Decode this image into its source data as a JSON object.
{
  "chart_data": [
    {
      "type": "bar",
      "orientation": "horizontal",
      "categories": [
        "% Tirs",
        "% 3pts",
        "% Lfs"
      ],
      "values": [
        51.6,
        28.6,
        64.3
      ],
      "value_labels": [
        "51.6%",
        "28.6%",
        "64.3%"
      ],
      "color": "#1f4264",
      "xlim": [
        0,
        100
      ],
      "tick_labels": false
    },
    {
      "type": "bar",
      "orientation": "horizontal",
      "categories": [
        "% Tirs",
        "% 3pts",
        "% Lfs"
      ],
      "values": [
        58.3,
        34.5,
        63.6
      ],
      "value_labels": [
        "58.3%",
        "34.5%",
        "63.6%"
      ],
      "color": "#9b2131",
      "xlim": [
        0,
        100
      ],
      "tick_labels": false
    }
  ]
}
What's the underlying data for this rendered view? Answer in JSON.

□ □ □ □ □

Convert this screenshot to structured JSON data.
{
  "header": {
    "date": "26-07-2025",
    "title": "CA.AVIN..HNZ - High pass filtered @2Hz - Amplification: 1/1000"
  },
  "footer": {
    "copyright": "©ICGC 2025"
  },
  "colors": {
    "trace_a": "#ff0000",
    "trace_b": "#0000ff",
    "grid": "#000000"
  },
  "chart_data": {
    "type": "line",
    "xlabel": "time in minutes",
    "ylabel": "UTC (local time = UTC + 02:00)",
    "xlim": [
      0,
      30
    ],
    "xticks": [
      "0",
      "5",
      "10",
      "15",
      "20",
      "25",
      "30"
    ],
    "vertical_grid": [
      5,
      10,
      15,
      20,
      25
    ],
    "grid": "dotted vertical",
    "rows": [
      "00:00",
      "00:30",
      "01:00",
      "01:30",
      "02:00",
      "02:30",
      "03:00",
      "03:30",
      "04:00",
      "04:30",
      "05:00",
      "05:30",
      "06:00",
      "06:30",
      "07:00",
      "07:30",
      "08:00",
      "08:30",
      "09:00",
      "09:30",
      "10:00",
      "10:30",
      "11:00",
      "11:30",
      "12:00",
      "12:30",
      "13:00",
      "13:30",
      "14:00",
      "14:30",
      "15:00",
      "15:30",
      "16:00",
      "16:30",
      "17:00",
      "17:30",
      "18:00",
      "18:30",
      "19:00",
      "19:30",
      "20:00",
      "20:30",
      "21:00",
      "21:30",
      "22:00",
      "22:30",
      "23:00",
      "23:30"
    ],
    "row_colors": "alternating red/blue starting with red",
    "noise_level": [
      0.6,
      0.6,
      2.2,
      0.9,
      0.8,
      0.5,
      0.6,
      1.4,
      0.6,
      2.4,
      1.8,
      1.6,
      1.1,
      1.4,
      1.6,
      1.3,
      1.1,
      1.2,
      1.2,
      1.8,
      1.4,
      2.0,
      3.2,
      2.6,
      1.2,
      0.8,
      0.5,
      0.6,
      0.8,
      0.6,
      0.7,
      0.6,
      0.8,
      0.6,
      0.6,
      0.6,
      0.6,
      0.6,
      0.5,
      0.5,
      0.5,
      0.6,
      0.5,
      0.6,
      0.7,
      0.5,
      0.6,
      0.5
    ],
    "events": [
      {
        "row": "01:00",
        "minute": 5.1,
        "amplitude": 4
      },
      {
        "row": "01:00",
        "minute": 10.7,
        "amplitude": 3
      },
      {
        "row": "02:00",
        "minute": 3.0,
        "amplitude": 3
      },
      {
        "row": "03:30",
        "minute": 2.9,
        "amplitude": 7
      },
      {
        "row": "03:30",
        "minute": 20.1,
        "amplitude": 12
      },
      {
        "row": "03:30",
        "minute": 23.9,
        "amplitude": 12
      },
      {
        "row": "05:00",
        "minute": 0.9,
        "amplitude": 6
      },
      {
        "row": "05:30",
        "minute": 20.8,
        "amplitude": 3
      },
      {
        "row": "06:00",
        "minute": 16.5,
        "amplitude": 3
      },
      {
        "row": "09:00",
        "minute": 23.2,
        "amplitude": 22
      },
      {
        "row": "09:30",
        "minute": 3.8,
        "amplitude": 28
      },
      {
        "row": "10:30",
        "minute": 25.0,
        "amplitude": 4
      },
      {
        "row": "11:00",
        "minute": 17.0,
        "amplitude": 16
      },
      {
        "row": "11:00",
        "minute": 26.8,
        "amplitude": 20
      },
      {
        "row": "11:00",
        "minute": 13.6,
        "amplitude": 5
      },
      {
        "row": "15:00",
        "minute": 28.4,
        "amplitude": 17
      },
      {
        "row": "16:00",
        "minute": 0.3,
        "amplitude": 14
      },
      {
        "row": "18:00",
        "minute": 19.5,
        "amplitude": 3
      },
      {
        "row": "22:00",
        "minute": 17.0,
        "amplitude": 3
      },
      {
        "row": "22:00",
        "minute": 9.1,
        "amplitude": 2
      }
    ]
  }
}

□ □ □ □ □

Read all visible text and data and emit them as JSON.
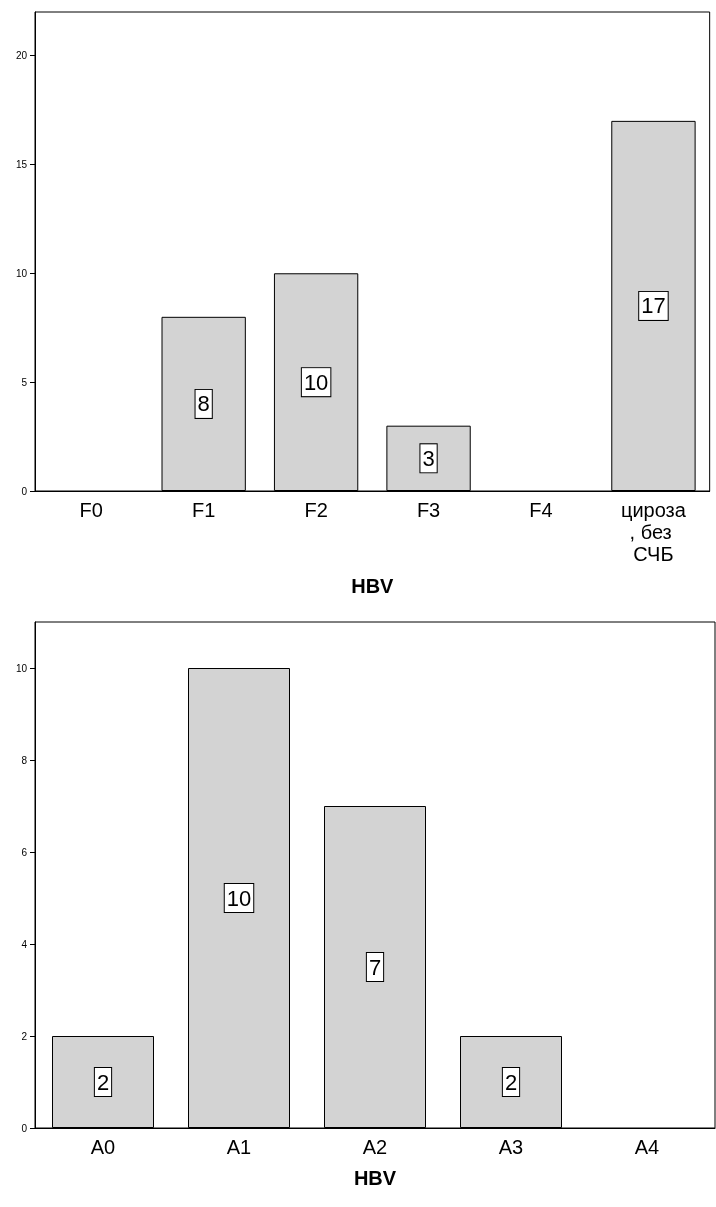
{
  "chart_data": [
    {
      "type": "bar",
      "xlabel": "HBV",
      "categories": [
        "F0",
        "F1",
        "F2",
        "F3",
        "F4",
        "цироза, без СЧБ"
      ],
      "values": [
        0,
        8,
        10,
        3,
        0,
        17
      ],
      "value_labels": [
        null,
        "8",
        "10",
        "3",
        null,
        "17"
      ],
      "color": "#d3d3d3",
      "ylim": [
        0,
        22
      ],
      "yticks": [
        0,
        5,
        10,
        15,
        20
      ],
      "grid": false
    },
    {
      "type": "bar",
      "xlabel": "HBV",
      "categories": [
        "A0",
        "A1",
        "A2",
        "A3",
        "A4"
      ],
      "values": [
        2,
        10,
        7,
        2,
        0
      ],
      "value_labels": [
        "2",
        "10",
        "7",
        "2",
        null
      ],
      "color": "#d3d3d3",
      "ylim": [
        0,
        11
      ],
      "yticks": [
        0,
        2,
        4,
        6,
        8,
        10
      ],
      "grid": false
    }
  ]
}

□ □ □ □ □

## GIVEN REQUEST
Beginning with the line that contains "Decode this image" and ending with the line that contains "What's the underlying", repeat exactly those lines and no others.

## ANSWER IN FULL
Decode this image into its source data as a JSON object.
{
  "chart_data": [
    {
      "type": "bar",
      "orientation": "horizontal",
      "categories": [
        "% Tirs",
        "% 3pts",
        "% Lfs"
      ],
      "values": [
        51.6,
        28.6,
        64.3
      ],
      "value_labels": [
        "51.6%",
        "28.6%",
        "64.3%"
      ],
      "color": "#1f4264",
      "xlim": [
        0,
        100
      ],
      "tick_labels": false
    },
    {
      "type": "bar",
      "orientation": "horizontal",
      "categories": [
        "% Tirs",
        "% 3pts",
        "% Lfs"
      ],
      "values": [
        58.3,
        34.5,
        63.6
      ],
      "value_labels": [
        "58.3%",
        "34.5%",
        "63.6%"
      ],
      "color": "#9b2131",
      "xlim": [
        0,
        100
      ],
      "tick_labels": false
    }
  ]
}
What's the underlying data for this rendered view? Answer in JSON.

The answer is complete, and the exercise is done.